##### DATA PROVIDED #####

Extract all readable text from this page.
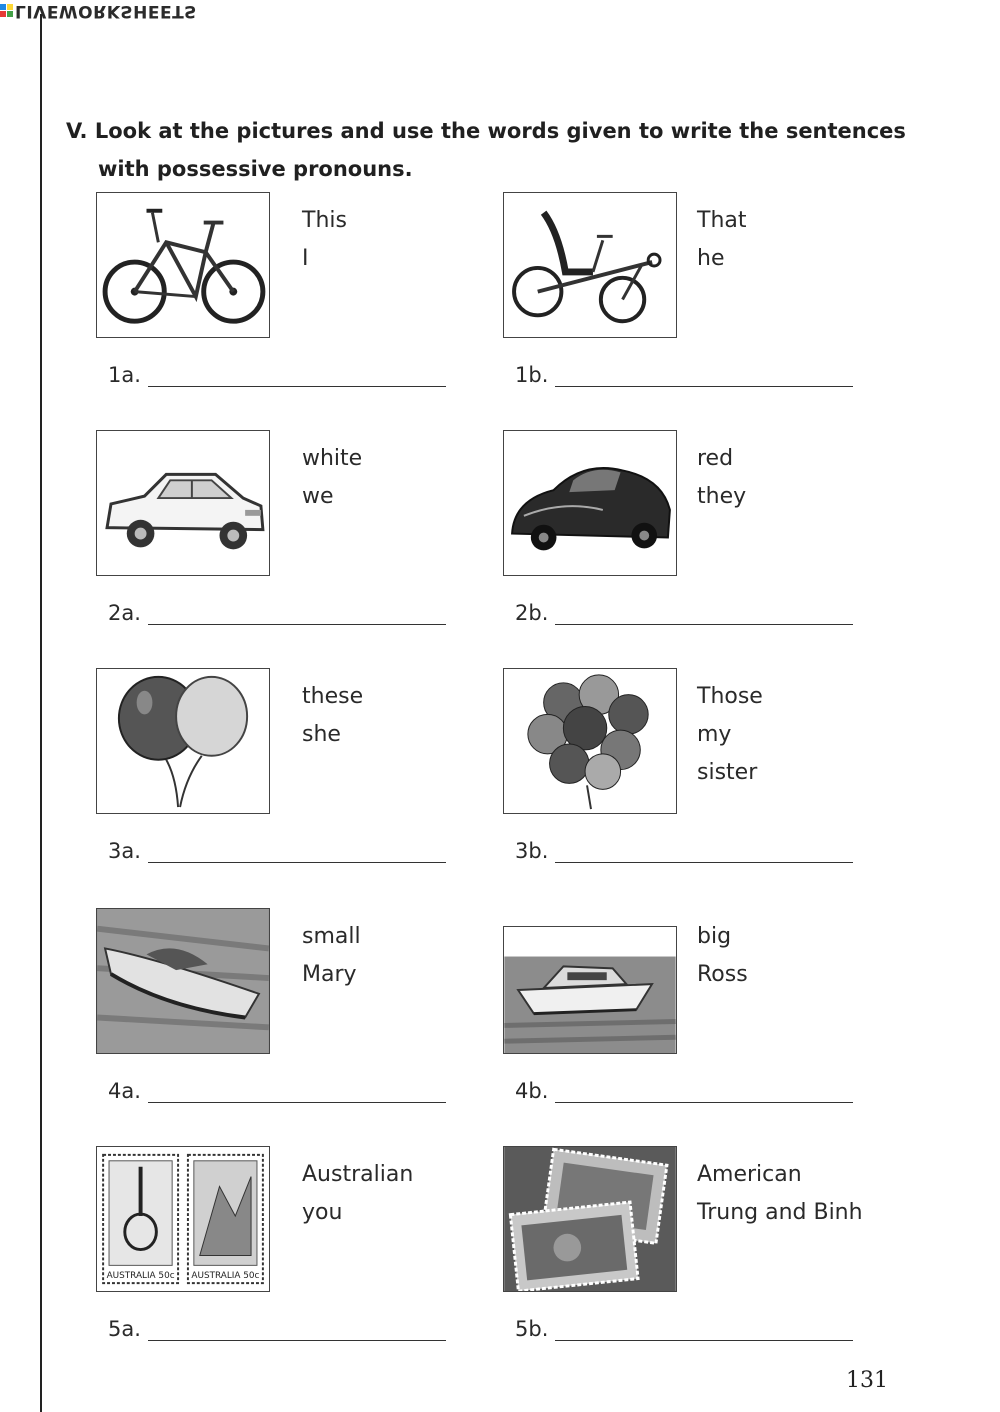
LIVEWORKSHEETS
V. Look at the pictures and use the words given to write the sentences
with possessive pronouns.
This
I
1a.
That
he
1b.
white
we
2a.
red
they
2b.
these
she
3a.
Those
my
sister
3b.
small
Mary
4a.
big
Ross
4b.
AUSTRALIA 50c AUSTRALIA 50c
Australian
you
5a.
American
Trung and Binh
5b.
131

#####

• _WRITTEN REQUEST_
Give every line above again exactly, with no pictures.

• _ANSWER_
Extract all readable text from this page.
LIVEWORKSHEETS
V. Look at the pictures and use the words given to write the sentences
with possessive pronouns.
This
I
1a.
That
he
1b.
white
we
2a.
red
they
2b.
these
she
3a.
Those
my
sister
3b.
small
Mary
4a.
big
Ross
4b.
AUSTRALIA 50c AUSTRALIA 50c
Australian
you
5a.
American
Trung and Binh
5b.
131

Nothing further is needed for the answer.